=== Stated goal ===
Please reproduce every record, keeping each one exactly as written.

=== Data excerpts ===
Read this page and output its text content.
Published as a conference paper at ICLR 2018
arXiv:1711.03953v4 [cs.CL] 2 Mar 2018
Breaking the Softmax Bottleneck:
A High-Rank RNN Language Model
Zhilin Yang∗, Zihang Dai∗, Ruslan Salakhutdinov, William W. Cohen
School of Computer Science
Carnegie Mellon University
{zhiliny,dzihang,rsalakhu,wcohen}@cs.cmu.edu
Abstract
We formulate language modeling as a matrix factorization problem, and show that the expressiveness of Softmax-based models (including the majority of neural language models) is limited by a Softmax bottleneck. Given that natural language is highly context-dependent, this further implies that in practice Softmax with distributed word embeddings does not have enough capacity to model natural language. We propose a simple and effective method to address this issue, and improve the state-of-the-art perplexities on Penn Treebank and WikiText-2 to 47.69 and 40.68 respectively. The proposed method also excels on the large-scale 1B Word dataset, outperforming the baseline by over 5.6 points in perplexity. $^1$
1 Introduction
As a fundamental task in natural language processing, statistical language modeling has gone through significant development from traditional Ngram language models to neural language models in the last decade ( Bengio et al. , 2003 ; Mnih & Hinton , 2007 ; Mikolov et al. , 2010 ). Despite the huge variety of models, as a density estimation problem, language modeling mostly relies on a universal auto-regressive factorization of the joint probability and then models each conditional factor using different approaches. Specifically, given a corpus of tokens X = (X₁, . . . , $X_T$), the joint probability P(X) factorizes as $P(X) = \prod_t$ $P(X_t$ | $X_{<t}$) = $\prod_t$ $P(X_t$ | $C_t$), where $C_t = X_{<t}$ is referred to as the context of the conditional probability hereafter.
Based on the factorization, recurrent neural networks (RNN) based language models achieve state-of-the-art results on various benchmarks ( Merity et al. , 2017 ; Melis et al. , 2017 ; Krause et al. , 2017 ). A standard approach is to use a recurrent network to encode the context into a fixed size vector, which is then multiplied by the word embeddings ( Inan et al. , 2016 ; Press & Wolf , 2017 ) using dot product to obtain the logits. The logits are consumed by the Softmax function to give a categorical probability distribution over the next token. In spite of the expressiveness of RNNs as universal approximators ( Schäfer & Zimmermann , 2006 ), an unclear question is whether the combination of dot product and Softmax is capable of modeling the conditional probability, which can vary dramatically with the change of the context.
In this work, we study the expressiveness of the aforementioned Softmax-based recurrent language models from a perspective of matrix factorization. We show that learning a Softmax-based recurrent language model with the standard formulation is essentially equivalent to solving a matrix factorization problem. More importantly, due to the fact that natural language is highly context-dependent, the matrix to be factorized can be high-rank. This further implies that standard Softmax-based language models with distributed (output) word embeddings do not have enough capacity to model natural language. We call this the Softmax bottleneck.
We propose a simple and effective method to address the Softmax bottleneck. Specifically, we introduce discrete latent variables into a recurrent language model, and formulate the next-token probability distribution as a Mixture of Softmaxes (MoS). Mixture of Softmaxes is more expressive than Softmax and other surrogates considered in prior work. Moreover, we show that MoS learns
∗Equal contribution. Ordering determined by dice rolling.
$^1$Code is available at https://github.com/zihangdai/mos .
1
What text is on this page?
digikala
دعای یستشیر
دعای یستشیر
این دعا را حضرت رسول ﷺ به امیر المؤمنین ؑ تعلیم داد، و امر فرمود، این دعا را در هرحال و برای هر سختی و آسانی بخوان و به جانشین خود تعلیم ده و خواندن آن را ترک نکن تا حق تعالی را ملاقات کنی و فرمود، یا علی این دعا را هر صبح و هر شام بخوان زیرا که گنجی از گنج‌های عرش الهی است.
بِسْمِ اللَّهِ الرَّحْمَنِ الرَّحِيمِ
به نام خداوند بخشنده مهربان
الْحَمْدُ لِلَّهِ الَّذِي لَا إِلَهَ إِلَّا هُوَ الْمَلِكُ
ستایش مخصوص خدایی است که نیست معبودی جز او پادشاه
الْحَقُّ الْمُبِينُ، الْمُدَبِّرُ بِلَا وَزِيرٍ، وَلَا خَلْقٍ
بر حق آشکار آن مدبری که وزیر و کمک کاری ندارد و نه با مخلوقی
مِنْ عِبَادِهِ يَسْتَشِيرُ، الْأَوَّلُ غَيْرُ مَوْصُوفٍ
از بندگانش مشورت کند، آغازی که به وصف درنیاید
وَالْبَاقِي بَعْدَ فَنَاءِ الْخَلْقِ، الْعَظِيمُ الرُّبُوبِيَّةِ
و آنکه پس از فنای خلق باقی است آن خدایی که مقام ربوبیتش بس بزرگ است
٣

=== Exercise output ===
Read this page and output its text content.
Published as a conference paper at ICLR 2018
arXiv:1711.03953v4 [cs.CL] 2 Mar 2018
Breaking the Softmax Bottleneck:
A High-Rank RNN Language Model
Zhilin Yang∗, Zihang Dai∗, Ruslan Salakhutdinov, William W. Cohen
School of Computer Science
Carnegie Mellon University
{zhiliny,dzihang,rsalakhu,wcohen}@cs.cmu.edu
Abstract
We formulate language modeling as a matrix factorization problem, and show that the expressiveness of Softmax-based models (including the majority of neural language models) is limited by a Softmax bottleneck. Given that natural language is highly context-dependent, this further implies that in practice Softmax with distributed word embeddings does not have enough capacity to model natural language. We propose a simple and effective method to address this issue, and improve the state-of-the-art perplexities on Penn Treebank and WikiText-2 to 47.69 and 40.68 respectively. The proposed method also excels on the large-scale 1B Word dataset, outperforming the baseline by over 5.6 points in perplexity. $^1$
1 Introduction
As a fundamental task in natural language processing, statistical language modeling has gone through significant development from traditional Ngram language models to neural language models in the last decade ( Bengio et al. , 2003 ; Mnih & Hinton , 2007 ; Mikolov et al. , 2010 ). Despite the huge variety of models, as a density estimation problem, language modeling mostly relies on a universal auto-regressive factorization of the joint probability and then models each conditional factor using different approaches. Specifically, given a corpus of tokens X = (X₁, . . . , $X_T$), the joint probability P(X) factorizes as $P(X) = \prod_t$ $P(X_t$ | $X_{<t}$) = $\prod_t$ $P(X_t$ | $C_t$), where $C_t = X_{<t}$ is referred to as the context of the conditional probability hereafter.
Based on the factorization, recurrent neural networks (RNN) based language models achieve state-of-the-art results on various benchmarks ( Merity et al. , 2017 ; Melis et al. , 2017 ; Krause et al. , 2017 ). A standard approach is to use a recurrent network to encode the context into a fixed size vector, which is then multiplied by the word embeddings ( Inan et al. , 2016 ; Press & Wolf , 2017 ) using dot product to obtain the logits. The logits are consumed by the Softmax function to give a categorical probability distribution over the next token. In spite of the expressiveness of RNNs as universal approximators ( Schäfer & Zimmermann , 2006 ), an unclear question is whether the combination of dot product and Softmax is capable of modeling the conditional probability, which can vary dramatically with the change of the context.
In this work, we study the expressiveness of the aforementioned Softmax-based recurrent language models from a perspective of matrix factorization. We show that learning a Softmax-based recurrent language model with the standard formulation is essentially equivalent to solving a matrix factorization problem. More importantly, due to the fact that natural language is highly context-dependent, the matrix to be factorized can be high-rank. This further implies that standard Softmax-based language models with distributed (output) word embeddings do not have enough capacity to model natural language. We call this the Softmax bottleneck.
We propose a simple and effective method to address the Softmax bottleneck. Specifically, we introduce discrete latent variables into a recurrent language model, and formulate the next-token probability distribution as a Mixture of Softmaxes (MoS). Mixture of Softmaxes is more expressive than Softmax and other surrogates considered in prior work. Moreover, we show that MoS learns
∗Equal contribution. Ordering determined by dice rolling.
$^1$Code is available at https://github.com/zihangdai/mos .
1
What text is on this page?
digikala
دعای یستشیر
دعای یستشیر
این دعا را حضرت رسول ﷺ به امیر المؤمنین ؑ تعلیم داد، و امر فرمود، این دعا را در هرحال و برای هر سختی و آسانی بخوان و به جانشین خود تعلیم ده و خواندن آن را ترک نکن تا حق تعالی را ملاقات کنی و فرمود، یا علی این دعا را هر صبح و هر شام بخوان زیرا که گنجی از گنج‌های عرش الهی است.
بِسْمِ اللَّهِ الرَّحْمَنِ الرَّحِيمِ
به نام خداوند بخشنده مهربان
الْحَمْدُ لِلَّهِ الَّذِي لَا إِلَهَ إِلَّا هُوَ الْمَلِكُ
ستایش مخصوص خدایی است که نیست معبودی جز او پادشاه
الْحَقُّ الْمُبِينُ، الْمُدَبِّرُ بِلَا وَزِيرٍ، وَلَا خَلْقٍ
بر حق آشکار آن مدبری که وزیر و کمک کاری ندارد و نه با مخلوقی
مِنْ عِبَادِهِ يَسْتَشِيرُ، الْأَوَّلُ غَيْرُ مَوْصُوفٍ
از بندگانش مشورت کند، آغازی که به وصف درنیاید
وَالْبَاقِي بَعْدَ فَنَاءِ الْخَلْقِ، الْعَظِيمُ الرُّبُوبِيَّةِ
و آنکه پس از فنای خلق باقی است آن خدایی که مقام ربوبیتش بس بزرگ است
٣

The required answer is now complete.